** BEGIN Listing **
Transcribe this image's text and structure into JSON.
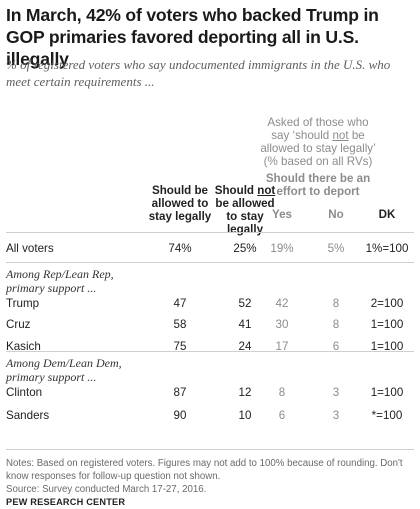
{
  "title": "In March, 42% of voters who backed Trump in GOP primaries favored deporting all in U.S. illegally",
  "subtitle": "% of registered voters who say undocumented immigrants in the U.S. who meet certain requirements ...",
  "headers": {
    "allowed": "Should be allowed to stay legally",
    "not_allowed_pre": "Should ",
    "not_allowed_not": "not",
    "not_allowed_post": " be allowed to stay legally",
    "asked_line1": "Asked of those who",
    "asked_line2_pre": "say ‘should ",
    "asked_line2_not": "not",
    "asked_line2_post": " be",
    "asked_line3": "allowed to stay legally’",
    "asked_line4": "(% based on all RVs)",
    "effort": "Should there be an effort to deport",
    "yes": "Yes",
    "no": "No",
    "dk": "DK"
  },
  "groups": {
    "rep": "Among Rep/Lean Rep, primary support ...",
    "dem": "Among Dem/Lean Dem, primary support ..."
  },
  "rows": [
    {
      "label": "All voters",
      "allowed": "74%",
      "not_allowed": "25%",
      "yes": "19%",
      "no": "5%",
      "dk": "1%=100"
    },
    {
      "label": "Trump",
      "allowed": "47",
      "not_allowed": "52",
      "yes": "42",
      "no": "8",
      "dk": "2=100"
    },
    {
      "label": "Cruz",
      "allowed": "58",
      "not_allowed": "41",
      "yes": "30",
      "no": "8",
      "dk": "1=100"
    },
    {
      "label": "Kasich",
      "allowed": "75",
      "not_allowed": "24",
      "yes": "17",
      "no": "6",
      "dk": "1=100"
    },
    {
      "label": "Clinton",
      "allowed": "87",
      "not_allowed": "12",
      "yes": "8",
      "no": "3",
      "dk": "1=100"
    },
    {
      "label": "Sanders",
      "allowed": "90",
      "not_allowed": "10",
      "yes": "6",
      "no": "3",
      "dk": "*=100"
    }
  ],
  "notes": "Notes: Based on registered voters. Figures may not add to 100% because of rounding. Don't know responses for follow-up question not shown.",
  "source": "Source: Survey conducted March 17-27, 2016.",
  "brand": "PEW RESEARCH CENTER",
  "chart_data": {
    "type": "table",
    "title": "In March, 42% of voters who backed Trump in GOP primaries favored deporting all in U.S. illegally",
    "columns": [
      "Should be allowed to stay legally",
      "Should not be allowed to stay legally",
      "Yes",
      "No",
      "DK"
    ],
    "rows": [
      {
        "label": "All voters",
        "values": [
          "74%",
          "25%",
          "19%",
          "5%",
          "1%=100"
        ]
      },
      {
        "label": "Trump",
        "values": [
          "47",
          "52",
          "42",
          "8",
          "2=100"
        ]
      },
      {
        "label": "Cruz",
        "values": [
          "58",
          "41",
          "30",
          "8",
          "1=100"
        ]
      },
      {
        "label": "Kasich",
        "values": [
          "75",
          "24",
          "17",
          "6",
          "1=100"
        ]
      },
      {
        "label": "Clinton",
        "values": [
          "87",
          "12",
          "8",
          "3",
          "1=100"
        ]
      },
      {
        "label": "Sanders",
        "values": [
          "90",
          "10",
          "6",
          "3",
          "*=100"
        ]
      }
    ]
  },
  "colors": {
    "text": "#222222",
    "muted": "#8c8c8c",
    "rule": "#cfcfcf"
  }
}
** END Listing **
▶ [Problem to solve]
Collect each line above holding the string "deporting".

▶ [Solution to the exercise]
  "title": "In March, 42% of voters who backed Trump in GOP primaries favored deporting all in U.S. illegally",
    "title": "In March, 42% of voters who backed Trump in GOP primaries favored deporting all in U.S. illegally",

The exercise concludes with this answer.